__What you are asked to do__. Look below. Copy each line that has "total" in it.

__Recorded information__.
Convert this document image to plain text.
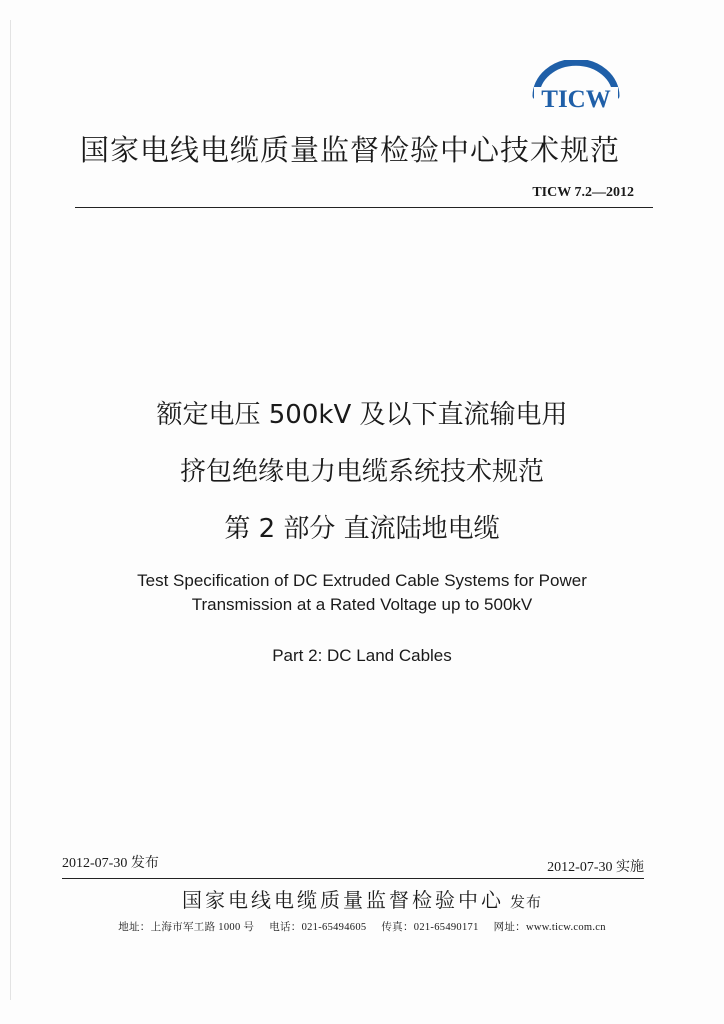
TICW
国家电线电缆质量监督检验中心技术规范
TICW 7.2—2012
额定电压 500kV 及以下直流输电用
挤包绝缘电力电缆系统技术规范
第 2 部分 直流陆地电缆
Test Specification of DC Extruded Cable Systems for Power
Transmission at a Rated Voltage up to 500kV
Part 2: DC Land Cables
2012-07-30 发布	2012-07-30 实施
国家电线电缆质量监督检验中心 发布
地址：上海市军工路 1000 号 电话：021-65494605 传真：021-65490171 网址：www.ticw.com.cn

---

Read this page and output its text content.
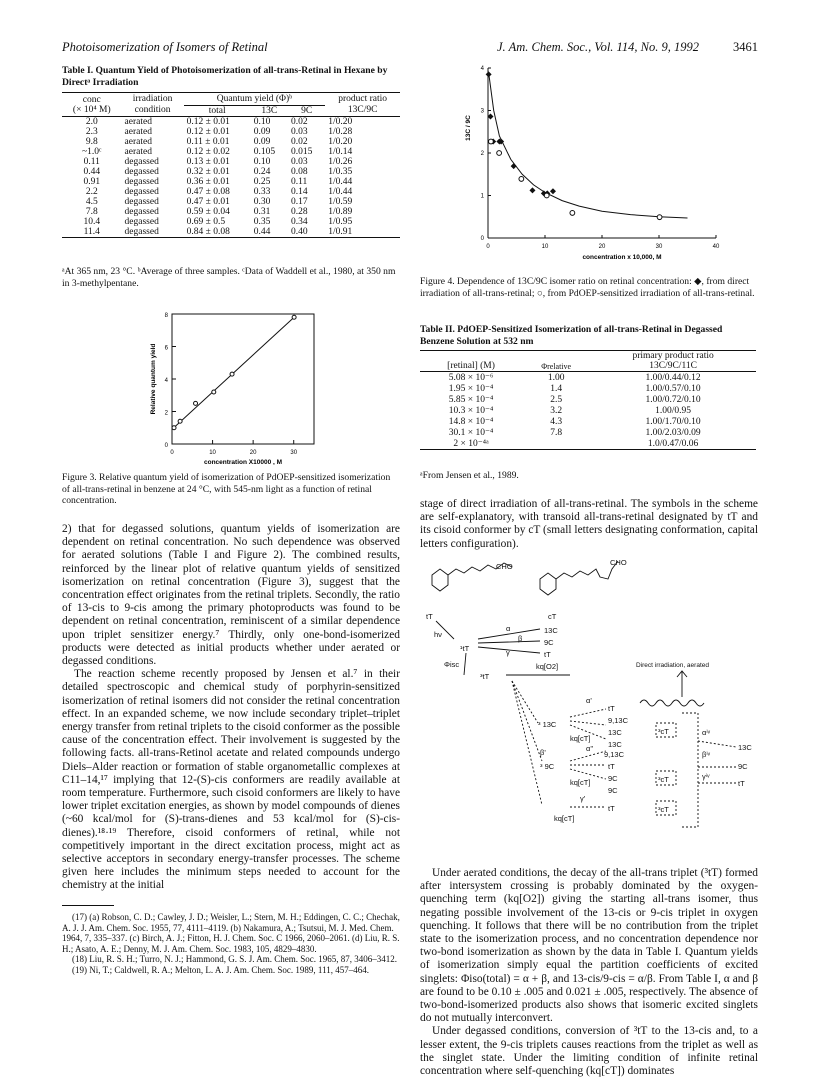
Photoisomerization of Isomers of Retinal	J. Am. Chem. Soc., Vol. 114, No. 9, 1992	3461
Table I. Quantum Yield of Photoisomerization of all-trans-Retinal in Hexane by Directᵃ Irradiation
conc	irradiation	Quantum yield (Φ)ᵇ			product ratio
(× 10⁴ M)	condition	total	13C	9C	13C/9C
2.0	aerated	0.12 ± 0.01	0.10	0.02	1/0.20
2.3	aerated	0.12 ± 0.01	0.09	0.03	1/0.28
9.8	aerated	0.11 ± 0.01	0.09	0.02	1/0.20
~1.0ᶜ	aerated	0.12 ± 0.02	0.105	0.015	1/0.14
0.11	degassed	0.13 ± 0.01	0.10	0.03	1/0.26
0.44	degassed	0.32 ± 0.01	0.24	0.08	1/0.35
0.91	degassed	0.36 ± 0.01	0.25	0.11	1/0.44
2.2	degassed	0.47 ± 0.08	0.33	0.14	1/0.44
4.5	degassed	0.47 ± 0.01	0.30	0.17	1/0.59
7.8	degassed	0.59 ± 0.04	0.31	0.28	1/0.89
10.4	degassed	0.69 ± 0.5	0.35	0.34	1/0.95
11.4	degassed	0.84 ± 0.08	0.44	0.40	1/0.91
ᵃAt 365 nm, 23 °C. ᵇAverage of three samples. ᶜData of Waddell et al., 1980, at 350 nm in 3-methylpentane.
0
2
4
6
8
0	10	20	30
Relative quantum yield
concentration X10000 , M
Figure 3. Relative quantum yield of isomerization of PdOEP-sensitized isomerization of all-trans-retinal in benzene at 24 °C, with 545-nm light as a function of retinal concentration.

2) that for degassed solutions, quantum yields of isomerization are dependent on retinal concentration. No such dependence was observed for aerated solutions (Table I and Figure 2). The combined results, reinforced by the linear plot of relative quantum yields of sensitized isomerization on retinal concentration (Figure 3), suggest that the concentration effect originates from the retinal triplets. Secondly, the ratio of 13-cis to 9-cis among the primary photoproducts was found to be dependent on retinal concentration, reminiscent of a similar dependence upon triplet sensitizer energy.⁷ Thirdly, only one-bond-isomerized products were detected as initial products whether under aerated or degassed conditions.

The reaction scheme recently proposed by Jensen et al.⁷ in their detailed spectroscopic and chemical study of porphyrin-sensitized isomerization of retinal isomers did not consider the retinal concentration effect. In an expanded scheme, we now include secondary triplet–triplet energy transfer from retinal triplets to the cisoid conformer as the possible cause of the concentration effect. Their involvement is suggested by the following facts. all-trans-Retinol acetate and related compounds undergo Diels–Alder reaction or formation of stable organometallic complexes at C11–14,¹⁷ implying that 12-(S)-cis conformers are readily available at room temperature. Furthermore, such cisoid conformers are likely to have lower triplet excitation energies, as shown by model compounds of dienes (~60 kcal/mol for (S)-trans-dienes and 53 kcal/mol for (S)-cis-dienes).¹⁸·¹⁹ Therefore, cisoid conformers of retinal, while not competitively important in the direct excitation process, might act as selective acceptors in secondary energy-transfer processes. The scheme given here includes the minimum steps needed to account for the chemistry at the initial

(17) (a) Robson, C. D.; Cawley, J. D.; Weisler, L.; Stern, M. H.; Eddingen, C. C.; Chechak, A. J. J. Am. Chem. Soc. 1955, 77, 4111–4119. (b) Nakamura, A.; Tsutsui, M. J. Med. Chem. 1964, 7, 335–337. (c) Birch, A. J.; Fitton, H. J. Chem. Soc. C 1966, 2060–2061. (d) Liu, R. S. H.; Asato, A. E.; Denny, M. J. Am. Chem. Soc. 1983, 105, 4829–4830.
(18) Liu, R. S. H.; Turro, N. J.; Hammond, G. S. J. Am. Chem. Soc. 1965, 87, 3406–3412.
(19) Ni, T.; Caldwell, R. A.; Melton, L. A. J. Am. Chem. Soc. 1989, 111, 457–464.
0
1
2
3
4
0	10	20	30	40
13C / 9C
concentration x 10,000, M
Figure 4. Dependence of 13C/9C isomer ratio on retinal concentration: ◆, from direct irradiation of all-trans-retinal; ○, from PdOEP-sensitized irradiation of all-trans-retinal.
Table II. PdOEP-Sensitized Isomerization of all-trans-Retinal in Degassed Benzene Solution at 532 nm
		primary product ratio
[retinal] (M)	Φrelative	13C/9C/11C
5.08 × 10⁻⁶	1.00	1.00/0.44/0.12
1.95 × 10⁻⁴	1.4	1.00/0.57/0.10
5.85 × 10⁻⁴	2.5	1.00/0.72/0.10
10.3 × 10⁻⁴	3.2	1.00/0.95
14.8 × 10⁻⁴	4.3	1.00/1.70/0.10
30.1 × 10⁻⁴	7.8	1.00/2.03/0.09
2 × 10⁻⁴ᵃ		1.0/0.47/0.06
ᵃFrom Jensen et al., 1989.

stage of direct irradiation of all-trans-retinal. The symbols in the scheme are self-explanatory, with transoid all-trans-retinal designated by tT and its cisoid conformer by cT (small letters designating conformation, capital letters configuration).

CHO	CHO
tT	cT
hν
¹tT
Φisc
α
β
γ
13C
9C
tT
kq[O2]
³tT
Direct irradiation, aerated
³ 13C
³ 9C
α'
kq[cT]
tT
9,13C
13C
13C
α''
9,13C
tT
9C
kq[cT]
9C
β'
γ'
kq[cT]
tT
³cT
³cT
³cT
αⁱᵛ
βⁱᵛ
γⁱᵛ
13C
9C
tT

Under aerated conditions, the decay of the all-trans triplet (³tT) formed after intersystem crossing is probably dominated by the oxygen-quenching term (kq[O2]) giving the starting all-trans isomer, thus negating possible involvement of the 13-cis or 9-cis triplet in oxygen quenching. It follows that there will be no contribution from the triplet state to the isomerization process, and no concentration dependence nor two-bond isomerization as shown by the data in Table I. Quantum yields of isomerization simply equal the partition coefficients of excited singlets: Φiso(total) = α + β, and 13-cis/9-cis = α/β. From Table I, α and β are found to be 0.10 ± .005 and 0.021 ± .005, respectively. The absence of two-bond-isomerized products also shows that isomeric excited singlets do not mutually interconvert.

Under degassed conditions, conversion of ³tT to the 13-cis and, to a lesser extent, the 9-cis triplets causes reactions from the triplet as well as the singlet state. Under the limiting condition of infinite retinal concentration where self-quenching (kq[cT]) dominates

__Response__.
(× 10⁴ M)	condition	total	13C	9C	13C/9C
Under aerated conditions, the decay of the all-trans triplet (³tT) formed after intersystem crossing is probably dominated by the oxygen-quenching term (kq[O2]) giving the starting all-trans isomer, thus negating possible involvement of the 13-cis or 9-cis triplet in oxygen quenching. It follows that there will be no contribution from the triplet state to the isomerization process, and no concentration dependence nor two-bond isomerization as shown by the data in Table I. Quantum yields of isomerization simply equal the partition coefficients of excited singlets: Φiso(total) = α + β, and 13-cis/9-cis = α/β. From Table I, α and β are found to be 0.10 ± .005 and 0.021 ± .005, respectively. The absence of two-bond-isomerized products also shows that isomeric excited singlets do not mutually interconvert.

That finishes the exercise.